>> start
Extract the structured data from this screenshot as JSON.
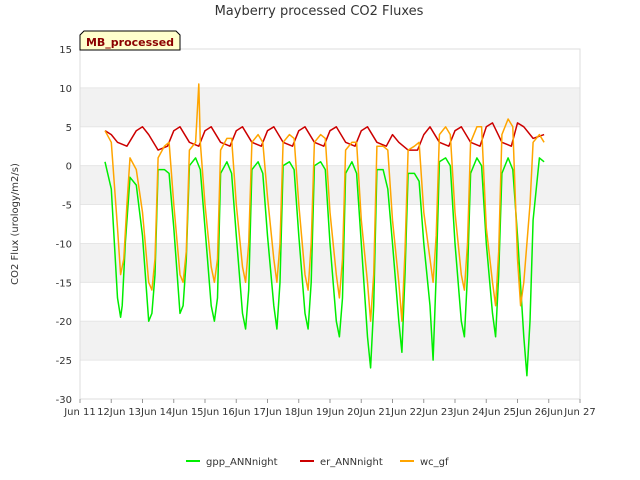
{
  "chart_data": {
    "type": "line",
    "title": "Mayberry processed CO2 Fluxes",
    "ylabel": "CO2 Flux (urology/m2/s)",
    "xlabel": "",
    "ylim": [
      -30,
      15
    ],
    "xlim": [
      11,
      27
    ],
    "yticks": [
      15,
      10,
      5,
      0,
      -5,
      -10,
      -15,
      -20,
      -25,
      -30
    ],
    "xticks": [
      {
        "v": 11,
        "label": "Jun 11"
      },
      {
        "v": 12,
        "label": "12Jun"
      },
      {
        "v": 13,
        "label": "13Jun"
      },
      {
        "v": 14,
        "label": "14Jun"
      },
      {
        "v": 15,
        "label": "15Jun"
      },
      {
        "v": 16,
        "label": "16Jun"
      },
      {
        "v": 17,
        "label": "17Jun"
      },
      {
        "v": 18,
        "label": "18Jun"
      },
      {
        "v": 19,
        "label": "19Jun"
      },
      {
        "v": 20,
        "label": "20Jun"
      },
      {
        "v": 21,
        "label": "21Jun"
      },
      {
        "v": 22,
        "label": "22Jun"
      },
      {
        "v": 23,
        "label": "23Jun"
      },
      {
        "v": 24,
        "label": "24Jun"
      },
      {
        "v": 25,
        "label": "25Jun"
      },
      {
        "v": 26,
        "label": "26Jun"
      },
      {
        "v": 27,
        "label": "Jun 27"
      }
    ],
    "badge": "MB_processed",
    "legend_position": "bottom",
    "series": [
      {
        "name": "gpp_ANNnight",
        "color": "#00ee00",
        "x": [
          11.8,
          12.0,
          12.2,
          12.3,
          12.35,
          12.45,
          12.6,
          12.8,
          13.0,
          13.2,
          13.3,
          13.4,
          13.5,
          13.7,
          13.85,
          14.0,
          14.2,
          14.3,
          14.4,
          14.5,
          14.7,
          14.85,
          15.0,
          15.2,
          15.3,
          15.4,
          15.5,
          15.7,
          15.85,
          16.0,
          16.2,
          16.3,
          16.4,
          16.5,
          16.7,
          16.85,
          17.0,
          17.2,
          17.3,
          17.4,
          17.5,
          17.7,
          17.85,
          18.0,
          18.2,
          18.3,
          18.4,
          18.5,
          18.7,
          18.85,
          19.0,
          19.2,
          19.3,
          19.4,
          19.5,
          19.7,
          19.85,
          20.0,
          20.2,
          20.3,
          20.4,
          20.5,
          20.7,
          20.85,
          21.0,
          21.2,
          21.3,
          21.4,
          21.5,
          21.7,
          21.85,
          22.0,
          22.2,
          22.3,
          22.4,
          22.5,
          22.7,
          22.85,
          23.0,
          23.2,
          23.3,
          23.4,
          23.5,
          23.7,
          23.85,
          24.0,
          24.2,
          24.3,
          24.4,
          24.5,
          24.7,
          24.85,
          25.0,
          25.2,
          25.3,
          25.4,
          25.5,
          25.7,
          25.85
        ],
        "y": [
          0.5,
          -3,
          -17,
          -19.5,
          -18,
          -10,
          -1.5,
          -2.5,
          -9,
          -20,
          -19,
          -14,
          -0.5,
          -0.5,
          -1,
          -8,
          -19,
          -18,
          -12,
          0,
          1,
          -0.5,
          -8,
          -18,
          -20,
          -17,
          -1,
          0.5,
          -1,
          -9,
          -19,
          -21,
          -16,
          -0.5,
          0.5,
          -1,
          -9,
          -18,
          -21,
          -15,
          0,
          0.5,
          -0.5,
          -9,
          -19,
          -21,
          -15,
          0,
          0.5,
          -0.5,
          -10,
          -20,
          -22,
          -17,
          -1,
          0.5,
          -1,
          -10,
          -22,
          -26,
          -18,
          -0.5,
          -0.5,
          -3,
          -10,
          -20,
          -24,
          -14,
          -1,
          -1,
          -2,
          -10,
          -18,
          -25,
          -14,
          0.5,
          1,
          0,
          -10,
          -20,
          -22,
          -14,
          -1,
          1,
          0,
          -10,
          -19,
          -22,
          -14,
          -1,
          1,
          -0.5,
          -9,
          -22,
          -27,
          -20,
          -7,
          1,
          0.5
        ]
      },
      {
        "name": "er_ANNnight",
        "color": "#cc0000",
        "x": [
          11.8,
          12.0,
          12.2,
          12.5,
          12.8,
          13.0,
          13.2,
          13.5,
          13.8,
          14.0,
          14.2,
          14.5,
          14.8,
          15.0,
          15.2,
          15.5,
          15.8,
          16.0,
          16.2,
          16.5,
          16.8,
          17.0,
          17.2,
          17.5,
          17.8,
          18.0,
          18.2,
          18.5,
          18.8,
          19.0,
          19.2,
          19.5,
          19.8,
          20.0,
          20.2,
          20.5,
          20.8,
          21.0,
          21.2,
          21.5,
          21.8,
          22.0,
          22.2,
          22.5,
          22.8,
          23.0,
          23.2,
          23.5,
          23.8,
          24.0,
          24.2,
          24.5,
          24.8,
          25.0,
          25.2,
          25.5,
          25.85
        ],
        "y": [
          4.5,
          4,
          3,
          2.5,
          4.5,
          5,
          4,
          2,
          2.5,
          4.5,
          5,
          3,
          2.5,
          4.5,
          5,
          3,
          2.5,
          4.5,
          5,
          3,
          2.5,
          4.5,
          5,
          3,
          2.5,
          4.5,
          5,
          3,
          2.5,
          4.5,
          5,
          3,
          2.5,
          4.5,
          5,
          3,
          2.5,
          4,
          3,
          2,
          2,
          4,
          5,
          3,
          2.5,
          4.5,
          5,
          3,
          2.5,
          5,
          5.5,
          3,
          2.5,
          5.5,
          5,
          3.5,
          4
        ]
      },
      {
        "name": "wc_gf",
        "color": "#ffa500",
        "x": [
          11.8,
          12.0,
          12.2,
          12.3,
          12.4,
          12.5,
          12.6,
          12.8,
          13.0,
          13.2,
          13.3,
          13.4,
          13.5,
          13.7,
          13.85,
          14.0,
          14.2,
          14.3,
          14.4,
          14.5,
          14.7,
          14.8,
          14.85,
          15.0,
          15.2,
          15.3,
          15.4,
          15.5,
          15.7,
          15.85,
          16.0,
          16.2,
          16.3,
          16.4,
          16.5,
          16.7,
          16.85,
          17.0,
          17.2,
          17.3,
          17.4,
          17.5,
          17.7,
          17.85,
          18.0,
          18.2,
          18.3,
          18.4,
          18.5,
          18.7,
          18.85,
          19.0,
          19.2,
          19.3,
          19.4,
          19.5,
          19.7,
          19.85,
          20.0,
          20.2,
          20.3,
          20.4,
          20.5,
          20.7,
          20.85,
          21.0,
          21.2,
          21.3,
          21.4,
          21.5,
          21.7,
          21.85,
          22.0,
          22.2,
          22.3,
          22.4,
          22.5,
          22.7,
          22.85,
          23.0,
          23.2,
          23.3,
          23.4,
          23.5,
          23.7,
          23.85,
          24.0,
          24.2,
          24.3,
          24.4,
          24.5,
          24.7,
          24.85,
          25.0,
          25.1,
          25.2,
          25.3,
          25.4,
          25.5,
          25.7,
          25.85
        ],
        "y": [
          4.5,
          3,
          -8,
          -14,
          -12,
          -5,
          1,
          -0.5,
          -6,
          -15,
          -16,
          -12,
          1,
          2.5,
          3,
          -5,
          -14,
          -15,
          -11,
          2,
          3,
          10.5,
          3,
          -5,
          -13,
          -15,
          -12,
          2,
          3.5,
          3.5,
          -5,
          -13,
          -15,
          -10,
          3,
          4,
          3,
          -4,
          -12,
          -15,
          -10,
          3,
          4,
          3.5,
          -5,
          -14,
          -16,
          -10,
          3,
          4,
          3.5,
          -6,
          -14,
          -17,
          -12,
          2,
          3,
          3,
          -7,
          -15,
          -20,
          -14,
          2.5,
          2.5,
          2,
          -7,
          -15,
          -20,
          -11,
          2,
          2.5,
          3,
          -6,
          -12,
          -15,
          -9,
          4,
          5,
          4,
          -6,
          -14,
          -16,
          -10,
          3,
          5,
          5,
          -8,
          -15,
          -18,
          -11,
          4,
          6,
          5,
          -12,
          -18,
          -15,
          -10,
          -5,
          3,
          4,
          3
        ]
      }
    ]
  }
}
>> end
→ **Goal**: Pull out all lines containing "name".

→ **Result**:
        "name": "gpp_ANNnight",
        "name": "er_ANNnight",
        "name": "wc_gf",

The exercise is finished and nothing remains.